Transcribe every line exactly and omit anything that is a picture.

### [MATERIAL]
## START

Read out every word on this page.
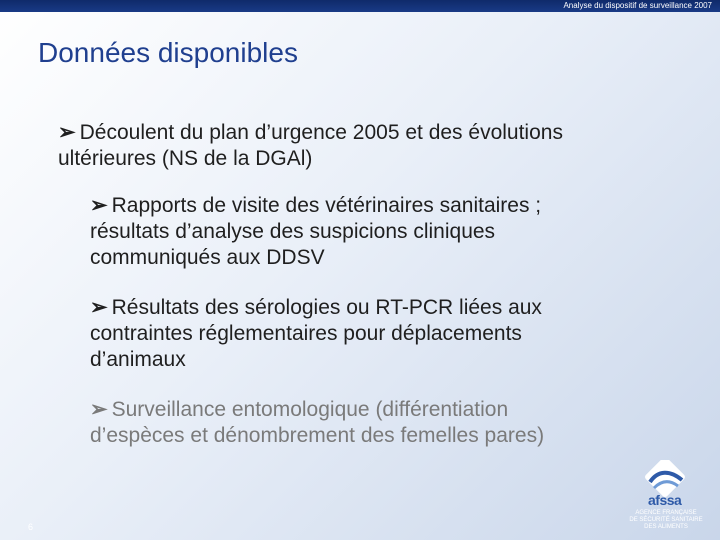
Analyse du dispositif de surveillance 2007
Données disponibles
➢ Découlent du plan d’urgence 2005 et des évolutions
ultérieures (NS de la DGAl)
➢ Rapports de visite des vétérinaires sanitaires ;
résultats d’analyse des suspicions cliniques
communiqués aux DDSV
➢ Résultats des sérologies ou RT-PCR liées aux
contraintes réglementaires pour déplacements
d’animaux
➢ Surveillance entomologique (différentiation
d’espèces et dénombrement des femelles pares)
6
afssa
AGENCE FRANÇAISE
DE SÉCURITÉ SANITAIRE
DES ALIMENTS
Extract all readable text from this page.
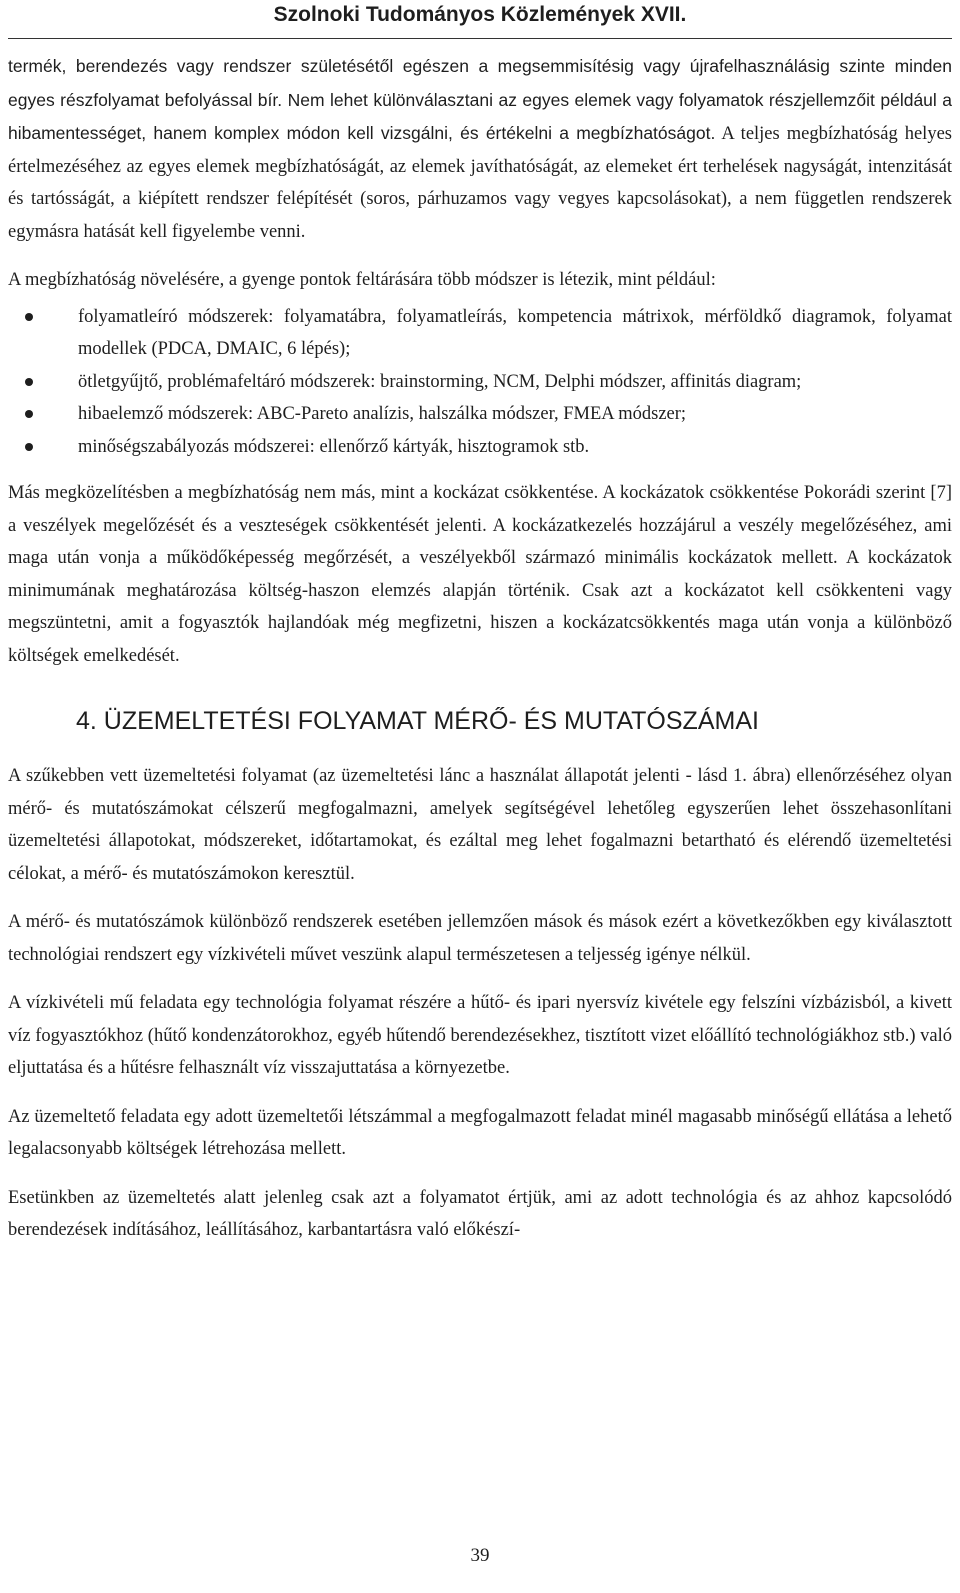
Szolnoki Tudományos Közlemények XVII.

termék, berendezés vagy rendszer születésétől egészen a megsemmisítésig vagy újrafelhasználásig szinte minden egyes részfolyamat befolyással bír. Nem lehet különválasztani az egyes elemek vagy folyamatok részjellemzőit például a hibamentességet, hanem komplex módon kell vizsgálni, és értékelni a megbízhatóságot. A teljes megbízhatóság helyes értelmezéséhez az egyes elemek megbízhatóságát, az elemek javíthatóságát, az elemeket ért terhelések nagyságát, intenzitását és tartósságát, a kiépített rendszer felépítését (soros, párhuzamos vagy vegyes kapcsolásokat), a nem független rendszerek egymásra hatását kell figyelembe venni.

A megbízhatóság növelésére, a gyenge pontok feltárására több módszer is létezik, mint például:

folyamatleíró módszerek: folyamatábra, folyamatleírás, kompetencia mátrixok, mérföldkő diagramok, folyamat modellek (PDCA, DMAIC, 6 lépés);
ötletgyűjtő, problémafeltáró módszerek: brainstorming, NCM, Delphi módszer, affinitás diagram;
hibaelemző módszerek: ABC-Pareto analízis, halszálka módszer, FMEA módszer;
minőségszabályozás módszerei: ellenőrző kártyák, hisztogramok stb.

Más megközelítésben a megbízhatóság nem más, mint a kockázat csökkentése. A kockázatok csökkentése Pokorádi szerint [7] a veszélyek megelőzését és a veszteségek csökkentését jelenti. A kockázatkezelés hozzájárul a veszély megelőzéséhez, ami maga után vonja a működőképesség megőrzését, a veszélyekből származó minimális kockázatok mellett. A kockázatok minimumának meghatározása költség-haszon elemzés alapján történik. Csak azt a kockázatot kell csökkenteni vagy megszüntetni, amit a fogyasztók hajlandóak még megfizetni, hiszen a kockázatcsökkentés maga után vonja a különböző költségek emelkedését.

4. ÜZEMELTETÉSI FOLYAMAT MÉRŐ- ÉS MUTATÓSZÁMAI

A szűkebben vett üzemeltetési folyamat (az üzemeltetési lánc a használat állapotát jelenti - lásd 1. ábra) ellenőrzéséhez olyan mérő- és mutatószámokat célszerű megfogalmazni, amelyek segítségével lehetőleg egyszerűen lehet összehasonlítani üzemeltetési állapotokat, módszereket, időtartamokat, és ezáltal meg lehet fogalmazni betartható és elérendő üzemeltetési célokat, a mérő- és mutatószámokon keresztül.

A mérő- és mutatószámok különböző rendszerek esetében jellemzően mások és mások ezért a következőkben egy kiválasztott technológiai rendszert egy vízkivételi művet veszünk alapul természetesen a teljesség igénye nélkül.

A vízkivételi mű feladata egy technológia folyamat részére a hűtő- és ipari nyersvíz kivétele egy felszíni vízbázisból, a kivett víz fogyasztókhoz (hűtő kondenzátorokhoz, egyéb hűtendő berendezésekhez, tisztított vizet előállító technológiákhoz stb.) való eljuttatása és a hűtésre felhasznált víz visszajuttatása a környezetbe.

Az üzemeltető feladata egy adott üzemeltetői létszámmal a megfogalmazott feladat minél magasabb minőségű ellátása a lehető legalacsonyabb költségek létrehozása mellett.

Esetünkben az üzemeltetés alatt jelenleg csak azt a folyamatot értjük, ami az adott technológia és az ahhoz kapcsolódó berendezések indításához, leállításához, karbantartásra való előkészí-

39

## END

### [THE RESULT]
Read out every word on this page.
Analyse du dispositif de surveillance 2007
Données disponibles
➢ Découlent du plan d’urgence 2005 et des évolutions
ultérieures (NS de la DGAl)
➢ Rapports de visite des vétérinaires sanitaires ;
résultats d’analyse des suspicions cliniques
communiqués aux DDSV
➢ Résultats des sérologies ou RT-PCR liées aux
contraintes réglementaires pour déplacements
d’animaux
➢ Surveillance entomologique (différentiation
d’espèces et dénombrement des femelles pares)
6
afssa
AGENCE FRANÇAISE
DE SÉCURITÉ SANITAIRE
DES ALIMENTS
Extract all readable text from this page.
Szolnoki Tudományos Közlemények XVII.

termék, berendezés vagy rendszer születésétől egészen a megsemmisítésig vagy újrafelhasználásig szinte minden egyes részfolyamat befolyással bír. Nem lehet különválasztani az egyes elemek vagy folyamatok részjellemzőit például a hibamentességet, hanem komplex módon kell vizsgálni, és értékelni a megbízhatóságot. A teljes megbízhatóság helyes értelmezéséhez az egyes elemek megbízhatóságát, az elemek javíthatóságát, az elemeket ért terhelések nagyságát, intenzitását és tartósságát, a kiépített rendszer felépítését (soros, párhuzamos vagy vegyes kapcsolásokat), a nem független rendszerek egymásra hatását kell figyelembe venni.

A megbízhatóság növelésére, a gyenge pontok feltárására több módszer is létezik, mint például:

folyamatleíró módszerek: folyamatábra, folyamatleírás, kompetencia mátrixok, mérföldkő diagramok, folyamat modellek (PDCA, DMAIC, 6 lépés);
ötletgyűjtő, problémafeltáró módszerek: brainstorming, NCM, Delphi módszer, affinitás diagram;
hibaelemző módszerek: ABC-Pareto analízis, halszálka módszer, FMEA módszer;
minőségszabályozás módszerei: ellenőrző kártyák, hisztogramok stb.

Más megközelítésben a megbízhatóság nem más, mint a kockázat csökkentése. A kockázatok csökkentése Pokorádi szerint [7] a veszélyek megelőzését és a veszteségek csökkentését jelenti. A kockázatkezelés hozzájárul a veszély megelőzéséhez, ami maga után vonja a működőképesség megőrzését, a veszélyekből származó minimális kockázatok mellett. A kockázatok minimumának meghatározása költség-haszon elemzés alapján történik. Csak azt a kockázatot kell csökkenteni vagy megszüntetni, amit a fogyasztók hajlandóak még megfizetni, hiszen a kockázatcsökkentés maga után vonja a különböző költségek emelkedését.

4. ÜZEMELTETÉSI FOLYAMAT MÉRŐ- ÉS MUTATÓSZÁMAI

A szűkebben vett üzemeltetési folyamat (az üzemeltetési lánc a használat állapotát jelenti - lásd 1. ábra) ellenőrzéséhez olyan mérő- és mutatószámokat célszerű megfogalmazni, amelyek segítségével lehetőleg egyszerűen lehet összehasonlítani üzemeltetési állapotokat, módszereket, időtartamokat, és ezáltal meg lehet fogalmazni betartható és elérendő üzemeltetési célokat, a mérő- és mutatószámokon keresztül.

A mérő- és mutatószámok különböző rendszerek esetében jellemzően mások és mások ezért a következőkben egy kiválasztott technológiai rendszert egy vízkivételi művet veszünk alapul természetesen a teljesség igénye nélkül.

A vízkivételi mű feladata egy technológia folyamat részére a hűtő- és ipari nyersvíz kivétele egy felszíni vízbázisból, a kivett víz fogyasztókhoz (hűtő kondenzátorokhoz, egyéb hűtendő berendezésekhez, tisztított vizet előállító technológiákhoz stb.) való eljuttatása és a hűtésre felhasznált víz visszajuttatása a környezetbe.

Az üzemeltető feladata egy adott üzemeltetői létszámmal a megfogalmazott feladat minél magasabb minőségű ellátása a lehető legalacsonyabb költségek létrehozása mellett.

Esetünkben az üzemeltetés alatt jelenleg csak azt a folyamatot értjük, ami az adott technológia és az ahhoz kapcsolódó berendezések indításához, leállításához, karbantartásra való előkészí-

39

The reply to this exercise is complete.